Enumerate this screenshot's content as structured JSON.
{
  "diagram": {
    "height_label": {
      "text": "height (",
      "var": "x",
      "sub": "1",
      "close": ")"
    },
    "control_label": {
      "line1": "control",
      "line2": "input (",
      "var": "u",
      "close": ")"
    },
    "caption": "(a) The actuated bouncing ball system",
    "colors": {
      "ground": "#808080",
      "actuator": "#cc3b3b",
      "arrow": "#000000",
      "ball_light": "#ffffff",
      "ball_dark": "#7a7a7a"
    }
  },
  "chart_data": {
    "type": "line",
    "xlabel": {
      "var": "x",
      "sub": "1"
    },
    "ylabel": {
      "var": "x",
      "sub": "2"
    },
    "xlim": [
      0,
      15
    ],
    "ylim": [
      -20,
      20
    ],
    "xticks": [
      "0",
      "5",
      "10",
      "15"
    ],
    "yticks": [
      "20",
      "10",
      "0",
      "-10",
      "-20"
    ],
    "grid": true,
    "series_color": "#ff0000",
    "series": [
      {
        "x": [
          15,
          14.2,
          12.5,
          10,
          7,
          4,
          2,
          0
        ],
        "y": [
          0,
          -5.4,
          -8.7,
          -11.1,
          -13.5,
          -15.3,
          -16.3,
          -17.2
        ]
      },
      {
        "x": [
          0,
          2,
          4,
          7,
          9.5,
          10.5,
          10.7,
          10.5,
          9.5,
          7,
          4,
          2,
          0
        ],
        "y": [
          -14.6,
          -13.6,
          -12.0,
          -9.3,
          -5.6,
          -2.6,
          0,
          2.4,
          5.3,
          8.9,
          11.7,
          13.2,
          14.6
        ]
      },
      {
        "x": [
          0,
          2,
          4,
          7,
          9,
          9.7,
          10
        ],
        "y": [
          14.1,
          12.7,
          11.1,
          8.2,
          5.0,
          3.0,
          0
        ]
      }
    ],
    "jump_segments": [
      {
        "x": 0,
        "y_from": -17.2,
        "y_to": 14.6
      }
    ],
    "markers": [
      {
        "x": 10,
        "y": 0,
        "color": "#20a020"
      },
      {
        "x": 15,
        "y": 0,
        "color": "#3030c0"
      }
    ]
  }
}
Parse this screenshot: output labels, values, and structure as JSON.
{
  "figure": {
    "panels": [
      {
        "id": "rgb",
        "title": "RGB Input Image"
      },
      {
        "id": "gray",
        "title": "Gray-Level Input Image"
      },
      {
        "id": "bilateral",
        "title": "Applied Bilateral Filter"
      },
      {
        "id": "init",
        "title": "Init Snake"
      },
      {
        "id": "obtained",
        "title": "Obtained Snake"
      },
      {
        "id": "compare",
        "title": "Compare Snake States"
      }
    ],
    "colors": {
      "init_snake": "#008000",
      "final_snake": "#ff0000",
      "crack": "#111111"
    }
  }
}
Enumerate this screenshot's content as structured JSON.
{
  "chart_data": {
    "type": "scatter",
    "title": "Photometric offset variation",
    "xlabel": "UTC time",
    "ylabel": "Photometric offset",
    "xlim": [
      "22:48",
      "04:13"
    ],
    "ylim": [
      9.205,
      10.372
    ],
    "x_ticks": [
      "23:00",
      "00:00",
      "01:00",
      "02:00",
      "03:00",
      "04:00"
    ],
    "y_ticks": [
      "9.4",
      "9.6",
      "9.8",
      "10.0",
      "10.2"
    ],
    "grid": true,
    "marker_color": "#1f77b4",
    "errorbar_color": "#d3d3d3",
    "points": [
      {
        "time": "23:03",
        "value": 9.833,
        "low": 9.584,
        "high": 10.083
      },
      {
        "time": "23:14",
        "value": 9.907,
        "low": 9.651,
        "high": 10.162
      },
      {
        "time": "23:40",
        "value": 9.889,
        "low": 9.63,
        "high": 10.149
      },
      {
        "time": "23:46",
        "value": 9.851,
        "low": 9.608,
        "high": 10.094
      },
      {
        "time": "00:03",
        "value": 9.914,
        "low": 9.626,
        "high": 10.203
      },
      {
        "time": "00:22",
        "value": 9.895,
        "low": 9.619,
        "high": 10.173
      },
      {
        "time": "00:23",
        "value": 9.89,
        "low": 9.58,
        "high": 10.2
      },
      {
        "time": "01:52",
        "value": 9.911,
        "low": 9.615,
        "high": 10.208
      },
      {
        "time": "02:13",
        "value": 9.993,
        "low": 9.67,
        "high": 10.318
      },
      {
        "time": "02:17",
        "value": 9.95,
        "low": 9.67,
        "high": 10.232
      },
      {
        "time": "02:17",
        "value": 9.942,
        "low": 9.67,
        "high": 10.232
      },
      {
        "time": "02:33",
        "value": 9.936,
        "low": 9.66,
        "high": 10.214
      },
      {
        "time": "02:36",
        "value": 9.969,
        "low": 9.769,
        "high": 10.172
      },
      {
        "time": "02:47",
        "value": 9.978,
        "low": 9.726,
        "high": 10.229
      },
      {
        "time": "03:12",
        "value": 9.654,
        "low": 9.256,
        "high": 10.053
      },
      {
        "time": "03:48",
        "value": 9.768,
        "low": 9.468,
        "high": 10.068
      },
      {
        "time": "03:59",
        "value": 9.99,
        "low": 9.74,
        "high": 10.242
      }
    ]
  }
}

## Goal of the exercise
Extract each record, keeping it identical to the original.

## Solution
Enumerate this screenshot's content as structured JSON.
{
  "diagram": {
    "height_label": {
      "text": "height (",
      "var": "x",
      "sub": "1",
      "close": ")"
    },
    "control_label": {
      "line1": "control",
      "line2": "input (",
      "var": "u",
      "close": ")"
    },
    "caption": "(a) The actuated bouncing ball system",
    "colors": {
      "ground": "#808080",
      "actuator": "#cc3b3b",
      "arrow": "#000000",
      "ball_light": "#ffffff",
      "ball_dark": "#7a7a7a"
    }
  },
  "chart_data": {
    "type": "line",
    "xlabel": {
      "var": "x",
      "sub": "1"
    },
    "ylabel": {
      "var": "x",
      "sub": "2"
    },
    "xlim": [
      0,
      15
    ],
    "ylim": [
      -20,
      20
    ],
    "xticks": [
      "0",
      "5",
      "10",
      "15"
    ],
    "yticks": [
      "20",
      "10",
      "0",
      "-10",
      "-20"
    ],
    "grid": true,
    "series_color": "#ff0000",
    "series": [
      {
        "x": [
          15,
          14.2,
          12.5,
          10,
          7,
          4,
          2,
          0
        ],
        "y": [
          0,
          -5.4,
          -8.7,
          -11.1,
          -13.5,
          -15.3,
          -16.3,
          -17.2
        ]
      },
      {
        "x": [
          0,
          2,
          4,
          7,
          9.5,
          10.5,
          10.7,
          10.5,
          9.5,
          7,
          4,
          2,
          0
        ],
        "y": [
          -14.6,
          -13.6,
          -12.0,
          -9.3,
          -5.6,
          -2.6,
          0,
          2.4,
          5.3,
          8.9,
          11.7,
          13.2,
          14.6
        ]
      },
      {
        "x": [
          0,
          2,
          4,
          7,
          9,
          9.7,
          10
        ],
        "y": [
          14.1,
          12.7,
          11.1,
          8.2,
          5.0,
          3.0,
          0
        ]
      }
    ],
    "jump_segments": [
      {
        "x": 0,
        "y_from": -17.2,
        "y_to": 14.6
      }
    ],
    "markers": [
      {
        "x": 10,
        "y": 0,
        "color": "#20a020"
      },
      {
        "x": 15,
        "y": 0,
        "color": "#3030c0"
      }
    ]
  }
}
Parse this screenshot: output labels, values, and structure as JSON.
{
  "figure": {
    "panels": [
      {
        "id": "rgb",
        "title": "RGB Input Image"
      },
      {
        "id": "gray",
        "title": "Gray-Level Input Image"
      },
      {
        "id": "bilateral",
        "title": "Applied Bilateral Filter"
      },
      {
        "id": "init",
        "title": "Init Snake"
      },
      {
        "id": "obtained",
        "title": "Obtained Snake"
      },
      {
        "id": "compare",
        "title": "Compare Snake States"
      }
    ],
    "colors": {
      "init_snake": "#008000",
      "final_snake": "#ff0000",
      "crack": "#111111"
    }
  }
}
Enumerate this screenshot's content as structured JSON.
{
  "chart_data": {
    "type": "scatter",
    "title": "Photometric offset variation",
    "xlabel": "UTC time",
    "ylabel": "Photometric offset",
    "xlim": [
      "22:48",
      "04:13"
    ],
    "ylim": [
      9.205,
      10.372
    ],
    "x_ticks": [
      "23:00",
      "00:00",
      "01:00",
      "02:00",
      "03:00",
      "04:00"
    ],
    "y_ticks": [
      "9.4",
      "9.6",
      "9.8",
      "10.0",
      "10.2"
    ],
    "grid": true,
    "marker_color": "#1f77b4",
    "errorbar_color": "#d3d3d3",
    "points": [
      {
        "time": "23:03",
        "value": 9.833,
        "low": 9.584,
        "high": 10.083
      },
      {
        "time": "23:14",
        "value": 9.907,
        "low": 9.651,
        "high": 10.162
      },
      {
        "time": "23:40",
        "value": 9.889,
        "low": 9.63,
        "high": 10.149
      },
      {
        "time": "23:46",
        "value": 9.851,
        "low": 9.608,
        "high": 10.094
      },
      {
        "time": "00:03",
        "value": 9.914,
        "low": 9.626,
        "high": 10.203
      },
      {
        "time": "00:22",
        "value": 9.895,
        "low": 9.619,
        "high": 10.173
      },
      {
        "time": "00:23",
        "value": 9.89,
        "low": 9.58,
        "high": 10.2
      },
      {
        "time": "01:52",
        "value": 9.911,
        "low": 9.615,
        "high": 10.208
      },
      {
        "time": "02:13",
        "value": 9.993,
        "low": 9.67,
        "high": 10.318
      },
      {
        "time": "02:17",
        "value": 9.95,
        "low": 9.67,
        "high": 10.232
      },
      {
        "time": "02:17",
        "value": 9.942,
        "low": 9.67,
        "high": 10.232
      },
      {
        "time": "02:33",
        "value": 9.936,
        "low": 9.66,
        "high": 10.214
      },
      {
        "time": "02:36",
        "value": 9.969,
        "low": 9.769,
        "high": 10.172
      },
      {
        "time": "02:47",
        "value": 9.978,
        "low": 9.726,
        "high": 10.229
      },
      {
        "time": "03:12",
        "value": 9.654,
        "low": 9.256,
        "high": 10.053
      },
      {
        "time": "03:48",
        "value": 9.768,
        "low": 9.468,
        "high": 10.068
      },
      {
        "time": "03:59",
        "value": 9.99,
        "low": 9.74,
        "high": 10.242
      }
    ]
  }
}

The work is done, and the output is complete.